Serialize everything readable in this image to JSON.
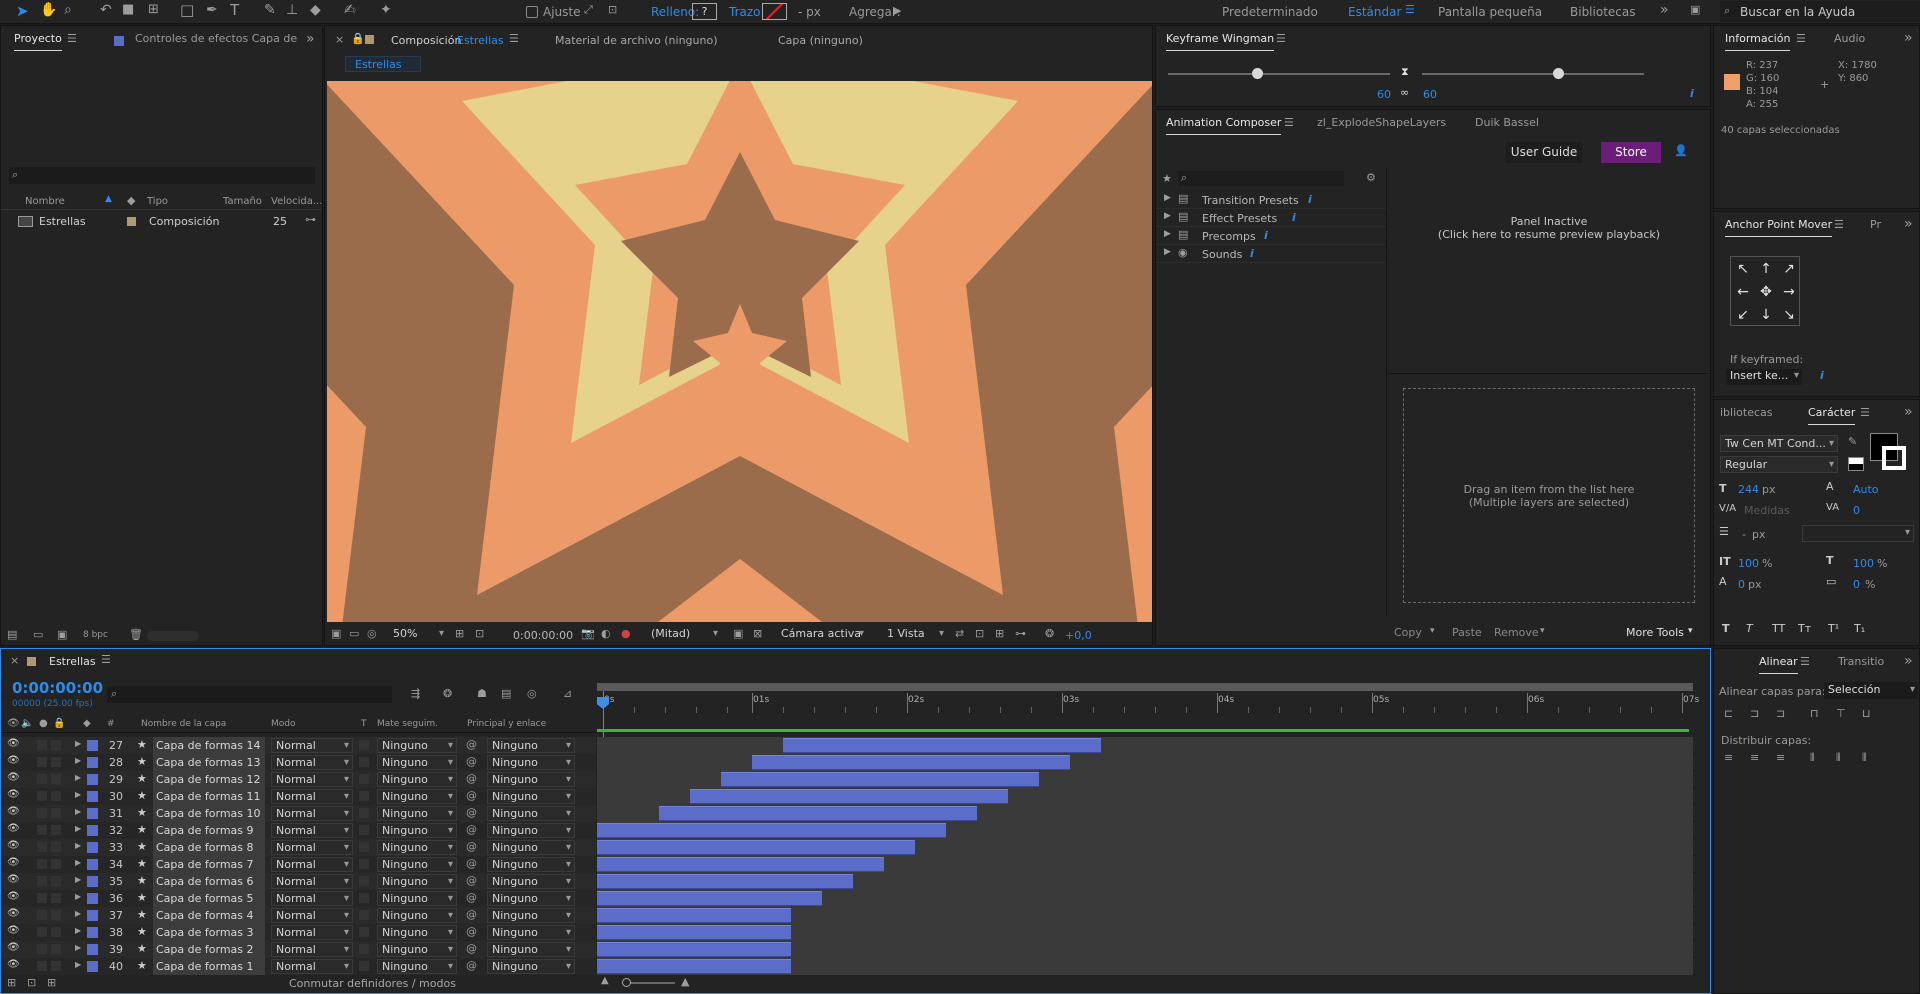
{
  "toolbar": {
    "snap_label": "Ajuste",
    "fill_label": "Relleno:",
    "fill_value": "?",
    "stroke_label": "Trazo:",
    "stroke_unit": "-  px",
    "add_label": "Agregar:",
    "workspaces": [
      "Predeterminado",
      "Estándar",
      "Pantalla pequeña",
      "Bibliotecas"
    ],
    "active_workspace": "Estándar",
    "search_placeholder": "Buscar en la Ayuda"
  },
  "project": {
    "tab": "Proyecto",
    "effects_tab": "Controles de efectos Capa de",
    "cols": [
      "Nombre",
      "Tipo",
      "Tamaño",
      "Velocida..."
    ],
    "item_name": "Estrellas",
    "item_type": "Composición",
    "item_speed": "25",
    "bpc": "8 bpc"
  },
  "comp": {
    "tab_prefix": "Composición",
    "tab_name": "Estrellas",
    "footage_tab": "Material de archivo  (ninguno)",
    "layer_tab": "Capa  (ninguno)",
    "breadcrumb": "Estrellas",
    "zoom": "50%",
    "timecode": "0:00:00:00",
    "resolution": "(Mitad)",
    "camera": "Cámara activa",
    "views": "1 Vista",
    "exposure": "+0,0"
  },
  "colors": {
    "bg_salmon": "#ec9b68",
    "brown": "#9b6c4c",
    "cream": "#e6d28a",
    "accent": "#2d8ceb",
    "layer_bar": "#5c6cc9"
  },
  "wingman": {
    "title": "Keyframe Wingman",
    "left_val": "60",
    "right_val": "60"
  },
  "composer": {
    "tabs": [
      "Animation Composer",
      "zl_ExplodeShapeLayers",
      "Duik Bassel"
    ],
    "guide_btn": "User Guide",
    "store_btn": "Store",
    "tree": [
      "Transition Presets",
      "Effect Presets",
      "Precomps",
      "Sounds"
    ],
    "inactive_1": "Panel Inactive",
    "inactive_2": "(Click here to resume preview playback)",
    "drop_1": "Drag an item from the list here",
    "drop_2": "(Multiple layers are selected)",
    "copy": "Copy",
    "paste": "Paste",
    "remove": "Remove",
    "more": "More Tools"
  },
  "info": {
    "tab": "Información",
    "audio_tab": "Audio",
    "r": "R:  237",
    "g": "G:  160",
    "b": "B:  104",
    "a": "A:  255",
    "x": "X:  1780",
    "y": "Y:  860",
    "selected": "40 capas seleccionadas"
  },
  "apm": {
    "title": "Anchor Point Mover",
    "extra": "Pr",
    "if_label": "If keyframed:",
    "if_value": "Insert ke..."
  },
  "char": {
    "libs": "ibliotecas",
    "tab": "Carácter",
    "font": "Tw Cen MT Cond...",
    "style": "Regular",
    "size": "244",
    "size_unit": "px",
    "leading": "Auto",
    "kern": "Medidas",
    "track": "0",
    "stroke_w": "-",
    "stroke_unit": "px",
    "vscale": "100",
    "hscale": "100",
    "pct": "%",
    "baseline": "0",
    "tsume": "0"
  },
  "align": {
    "tab": "Alinear",
    "trans_tab": "Transitio",
    "align_to_label": "Alinear capas para:",
    "align_to": "Selección",
    "distribute": "Distribuir capas:"
  },
  "timeline": {
    "tab": "Estrellas",
    "timecode": "0:00:00:00",
    "fps": "00000 (25.00 fps)",
    "col_name": "Nombre de la capa",
    "col_mode": "Modo",
    "col_t": "T",
    "col_track": "Mate seguim.",
    "col_parent": "Principal y enlace",
    "ticks": [
      "0s",
      "01s",
      "02s",
      "03s",
      "04s",
      "05s",
      "06s",
      "07s"
    ],
    "toggle_label": "Conmutar definidores / modos",
    "layers": [
      {
        "num": "27",
        "name": "Capa de formas 14",
        "mode": "Normal",
        "track": "Ninguno",
        "parent": "Ninguno",
        "start": 1.2,
        "end": 3.25
      },
      {
        "num": "28",
        "name": "Capa de formas 13",
        "mode": "Normal",
        "track": "Ninguno",
        "parent": "Ninguno",
        "start": 1.0,
        "end": 3.05
      },
      {
        "num": "29",
        "name": "Capa de formas 12",
        "mode": "Normal",
        "track": "Ninguno",
        "parent": "Ninguno",
        "start": 0.8,
        "end": 2.85
      },
      {
        "num": "30",
        "name": "Capa de formas 11",
        "mode": "Normal",
        "track": "Ninguno",
        "parent": "Ninguno",
        "start": 0.6,
        "end": 2.65
      },
      {
        "num": "31",
        "name": "Capa de formas 10",
        "mode": "Normal",
        "track": "Ninguno",
        "parent": "Ninguno",
        "start": 0.4,
        "end": 2.45
      },
      {
        "num": "32",
        "name": "Capa de formas 9",
        "mode": "Normal",
        "track": "Ninguno",
        "parent": "Ninguno",
        "start": 0.0,
        "end": 2.25
      },
      {
        "num": "33",
        "name": "Capa de formas 8",
        "mode": "Normal",
        "track": "Ninguno",
        "parent": "Ninguno",
        "start": 0.0,
        "end": 2.05
      },
      {
        "num": "34",
        "name": "Capa de formas 7",
        "mode": "Normal",
        "track": "Ninguno",
        "parent": "Ninguno",
        "start": 0.0,
        "end": 1.85
      },
      {
        "num": "35",
        "name": "Capa de formas 6",
        "mode": "Normal",
        "track": "Ninguno",
        "parent": "Ninguno",
        "start": 0.0,
        "end": 1.65
      },
      {
        "num": "36",
        "name": "Capa de formas 5",
        "mode": "Normal",
        "track": "Ninguno",
        "parent": "Ninguno",
        "start": 0.0,
        "end": 1.45
      },
      {
        "num": "37",
        "name": "Capa de formas 4",
        "mode": "Normal",
        "track": "Ninguno",
        "parent": "Ninguno",
        "start": 0.0,
        "end": 1.25
      },
      {
        "num": "38",
        "name": "Capa de formas 3",
        "mode": "Normal",
        "track": "Ninguno",
        "parent": "Ninguno",
        "start": 0.0,
        "end": 1.25
      },
      {
        "num": "39",
        "name": "Capa de formas 2",
        "mode": "Normal",
        "track": "Ninguno",
        "parent": "Ninguno",
        "start": 0.0,
        "end": 1.25
      },
      {
        "num": "40",
        "name": "Capa de formas 1",
        "mode": "Normal",
        "track": "Ninguno",
        "parent": "Ninguno",
        "start": 0.0,
        "end": 1.25
      }
    ]
  }
}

* * * * * * *

### Short exercise
Repeat the material above verbatim. Leave the pictures behind.

### Task result
Serialize everything readable in this image to JSON.
{
  "toolbar": {
    "snap_label": "Ajuste",
    "fill_label": "Relleno:",
    "fill_value": "?",
    "stroke_label": "Trazo:",
    "stroke_unit": "-  px",
    "add_label": "Agregar:",
    "workspaces": [
      "Predeterminado",
      "Estándar",
      "Pantalla pequeña",
      "Bibliotecas"
    ],
    "active_workspace": "Estándar",
    "search_placeholder": "Buscar en la Ayuda"
  },
  "project": {
    "tab": "Proyecto",
    "effects_tab": "Controles de efectos Capa de",
    "cols": [
      "Nombre",
      "Tipo",
      "Tamaño",
      "Velocida..."
    ],
    "item_name": "Estrellas",
    "item_type": "Composición",
    "item_speed": "25",
    "bpc": "8 bpc"
  },
  "comp": {
    "tab_prefix": "Composición",
    "tab_name": "Estrellas",
    "footage_tab": "Material de archivo  (ninguno)",
    "layer_tab": "Capa  (ninguno)",
    "breadcrumb": "Estrellas",
    "zoom": "50%",
    "timecode": "0:00:00:00",
    "resolution": "(Mitad)",
    "camera": "Cámara activa",
    "views": "1 Vista",
    "exposure": "+0,0"
  },
  "colors": {
    "bg_salmon": "#ec9b68",
    "brown": "#9b6c4c",
    "cream": "#e6d28a",
    "accent": "#2d8ceb",
    "layer_bar": "#5c6cc9"
  },
  "wingman": {
    "title": "Keyframe Wingman",
    "left_val": "60",
    "right_val": "60"
  },
  "composer": {
    "tabs": [
      "Animation Composer",
      "zl_ExplodeShapeLayers",
      "Duik Bassel"
    ],
    "guide_btn": "User Guide",
    "store_btn": "Store",
    "tree": [
      "Transition Presets",
      "Effect Presets",
      "Precomps",
      "Sounds"
    ],
    "inactive_1": "Panel Inactive",
    "inactive_2": "(Click here to resume preview playback)",
    "drop_1": "Drag an item from the list here",
    "drop_2": "(Multiple layers are selected)",
    "copy": "Copy",
    "paste": "Paste",
    "remove": "Remove",
    "more": "More Tools"
  },
  "info": {
    "tab": "Información",
    "audio_tab": "Audio",
    "r": "R:  237",
    "g": "G:  160",
    "b": "B:  104",
    "a": "A:  255",
    "x": "X:  1780",
    "y": "Y:  860",
    "selected": "40 capas seleccionadas"
  },
  "apm": {
    "title": "Anchor Point Mover",
    "extra": "Pr",
    "if_label": "If keyframed:",
    "if_value": "Insert ke..."
  },
  "char": {
    "libs": "ibliotecas",
    "tab": "Carácter",
    "font": "Tw Cen MT Cond...",
    "style": "Regular",
    "size": "244",
    "size_unit": "px",
    "leading": "Auto",
    "kern": "Medidas",
    "track": "0",
    "stroke_w": "-",
    "stroke_unit": "px",
    "vscale": "100",
    "hscale": "100",
    "pct": "%",
    "baseline": "0",
    "tsume": "0"
  },
  "align": {
    "tab": "Alinear",
    "trans_tab": "Transitio",
    "align_to_label": "Alinear capas para:",
    "align_to": "Selección",
    "distribute": "Distribuir capas:"
  },
  "timeline": {
    "tab": "Estrellas",
    "timecode": "0:00:00:00",
    "fps": "00000 (25.00 fps)",
    "col_name": "Nombre de la capa",
    "col_mode": "Modo",
    "col_t": "T",
    "col_track": "Mate seguim.",
    "col_parent": "Principal y enlace",
    "ticks": [
      "0s",
      "01s",
      "02s",
      "03s",
      "04s",
      "05s",
      "06s",
      "07s"
    ],
    "toggle_label": "Conmutar definidores / modos",
    "layers": [
      {
        "num": "27",
        "name": "Capa de formas 14",
        "mode": "Normal",
        "track": "Ninguno",
        "parent": "Ninguno",
        "start": 1.2,
        "end": 3.25
      },
      {
        "num": "28",
        "name": "Capa de formas 13",
        "mode": "Normal",
        "track": "Ninguno",
        "parent": "Ninguno",
        "start": 1.0,
        "end": 3.05
      },
      {
        "num": "29",
        "name": "Capa de formas 12",
        "mode": "Normal",
        "track": "Ninguno",
        "parent": "Ninguno",
        "start": 0.8,
        "end": 2.85
      },
      {
        "num": "30",
        "name": "Capa de formas 11",
        "mode": "Normal",
        "track": "Ninguno",
        "parent": "Ninguno",
        "start": 0.6,
        "end": 2.65
      },
      {
        "num": "31",
        "name": "Capa de formas 10",
        "mode": "Normal",
        "track": "Ninguno",
        "parent": "Ninguno",
        "start": 0.4,
        "end": 2.45
      },
      {
        "num": "32",
        "name": "Capa de formas 9",
        "mode": "Normal",
        "track": "Ninguno",
        "parent": "Ninguno",
        "start": 0.0,
        "end": 2.25
      },
      {
        "num": "33",
        "name": "Capa de formas 8",
        "mode": "Normal",
        "track": "Ninguno",
        "parent": "Ninguno",
        "start": 0.0,
        "end": 2.05
      },
      {
        "num": "34",
        "name": "Capa de formas 7",
        "mode": "Normal",
        "track": "Ninguno",
        "parent": "Ninguno",
        "start": 0.0,
        "end": 1.85
      },
      {
        "num": "35",
        "name": "Capa de formas 6",
        "mode": "Normal",
        "track": "Ninguno",
        "parent": "Ninguno",
        "start": 0.0,
        "end": 1.65
      },
      {
        "num": "36",
        "name": "Capa de formas 5",
        "mode": "Normal",
        "track": "Ninguno",
        "parent": "Ninguno",
        "start": 0.0,
        "end": 1.45
      },
      {
        "num": "37",
        "name": "Capa de formas 4",
        "mode": "Normal",
        "track": "Ninguno",
        "parent": "Ninguno",
        "start": 0.0,
        "end": 1.25
      },
      {
        "num": "38",
        "name": "Capa de formas 3",
        "mode": "Normal",
        "track": "Ninguno",
        "parent": "Ninguno",
        "start": 0.0,
        "end": 1.25
      },
      {
        "num": "39",
        "name": "Capa de formas 2",
        "mode": "Normal",
        "track": "Ninguno",
        "parent": "Ninguno",
        "start": 0.0,
        "end": 1.25
      },
      {
        "num": "40",
        "name": "Capa de formas 1",
        "mode": "Normal",
        "track": "Ninguno",
        "parent": "Ninguno",
        "start": 0.0,
        "end": 1.25
      }
    ]
  }
}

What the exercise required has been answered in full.